LISTED ENTRIES:
--------------------

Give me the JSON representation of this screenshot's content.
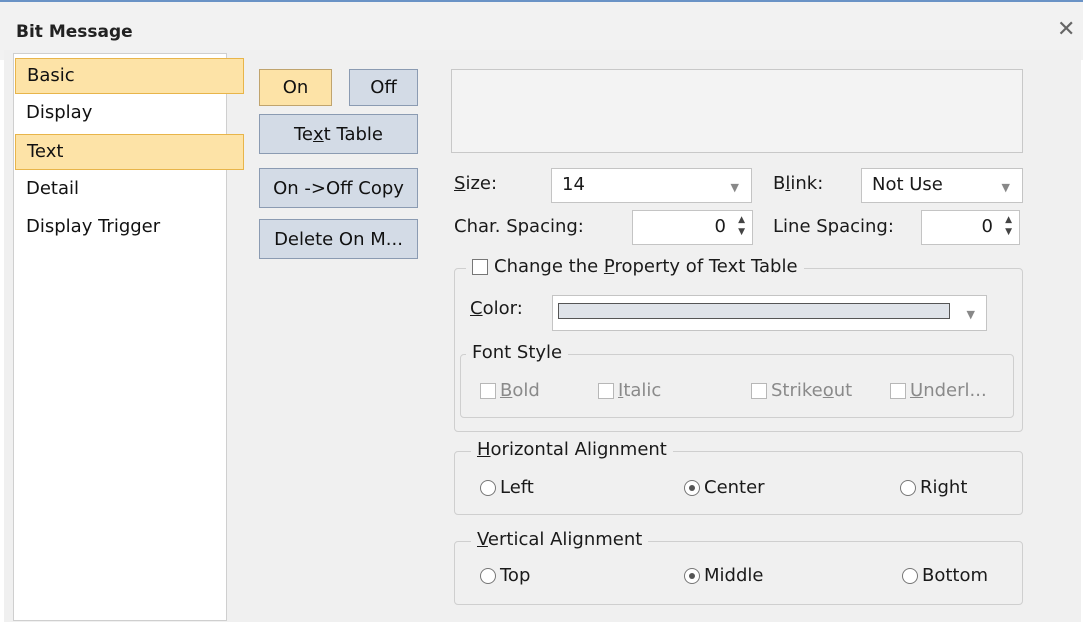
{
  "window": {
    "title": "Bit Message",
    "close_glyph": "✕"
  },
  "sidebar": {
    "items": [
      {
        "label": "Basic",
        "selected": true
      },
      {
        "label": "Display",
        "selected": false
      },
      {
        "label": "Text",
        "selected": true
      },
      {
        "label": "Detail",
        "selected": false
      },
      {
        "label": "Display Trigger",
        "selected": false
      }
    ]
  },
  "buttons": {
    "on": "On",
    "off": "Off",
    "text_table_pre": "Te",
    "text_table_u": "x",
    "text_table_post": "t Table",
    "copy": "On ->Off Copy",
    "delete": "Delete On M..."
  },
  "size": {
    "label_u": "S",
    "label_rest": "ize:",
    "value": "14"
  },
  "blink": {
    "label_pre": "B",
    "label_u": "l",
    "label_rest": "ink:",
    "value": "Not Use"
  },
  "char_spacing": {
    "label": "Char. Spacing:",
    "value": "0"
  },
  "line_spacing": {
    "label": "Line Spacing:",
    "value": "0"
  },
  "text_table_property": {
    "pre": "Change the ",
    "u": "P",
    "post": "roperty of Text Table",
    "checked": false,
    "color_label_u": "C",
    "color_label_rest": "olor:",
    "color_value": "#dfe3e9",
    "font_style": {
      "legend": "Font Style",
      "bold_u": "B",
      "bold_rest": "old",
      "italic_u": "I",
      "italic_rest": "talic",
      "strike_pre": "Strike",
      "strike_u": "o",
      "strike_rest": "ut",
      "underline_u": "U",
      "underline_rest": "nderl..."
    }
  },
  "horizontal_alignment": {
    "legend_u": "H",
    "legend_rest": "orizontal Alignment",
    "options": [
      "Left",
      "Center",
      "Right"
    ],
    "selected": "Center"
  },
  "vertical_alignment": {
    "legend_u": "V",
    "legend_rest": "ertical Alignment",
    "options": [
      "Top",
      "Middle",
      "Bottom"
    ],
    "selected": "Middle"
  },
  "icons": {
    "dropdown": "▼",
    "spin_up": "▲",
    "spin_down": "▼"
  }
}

--------------------

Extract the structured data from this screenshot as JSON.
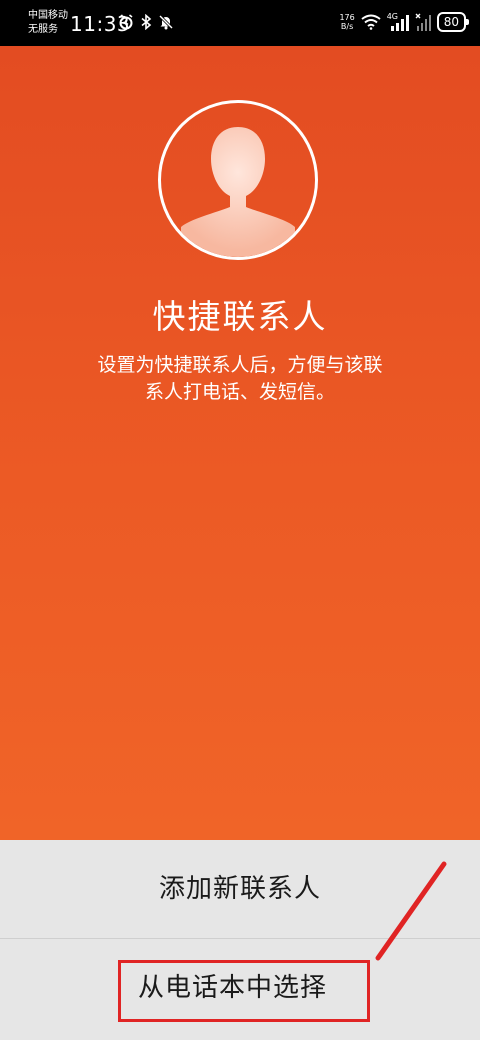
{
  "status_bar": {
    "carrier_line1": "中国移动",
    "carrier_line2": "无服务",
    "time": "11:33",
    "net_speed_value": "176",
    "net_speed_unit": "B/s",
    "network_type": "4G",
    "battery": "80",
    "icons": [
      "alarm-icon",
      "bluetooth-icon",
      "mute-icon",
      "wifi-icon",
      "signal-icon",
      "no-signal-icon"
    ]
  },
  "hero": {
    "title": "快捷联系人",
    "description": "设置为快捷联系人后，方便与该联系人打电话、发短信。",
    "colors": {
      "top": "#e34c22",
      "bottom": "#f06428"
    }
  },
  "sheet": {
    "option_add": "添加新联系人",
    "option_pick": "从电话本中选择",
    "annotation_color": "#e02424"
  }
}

--------------------

EXERCISE GOAL:
Return every line in the listing that contains the word "Display".

REPLY:
        "label": "Display",
        "label": "Display Trigger",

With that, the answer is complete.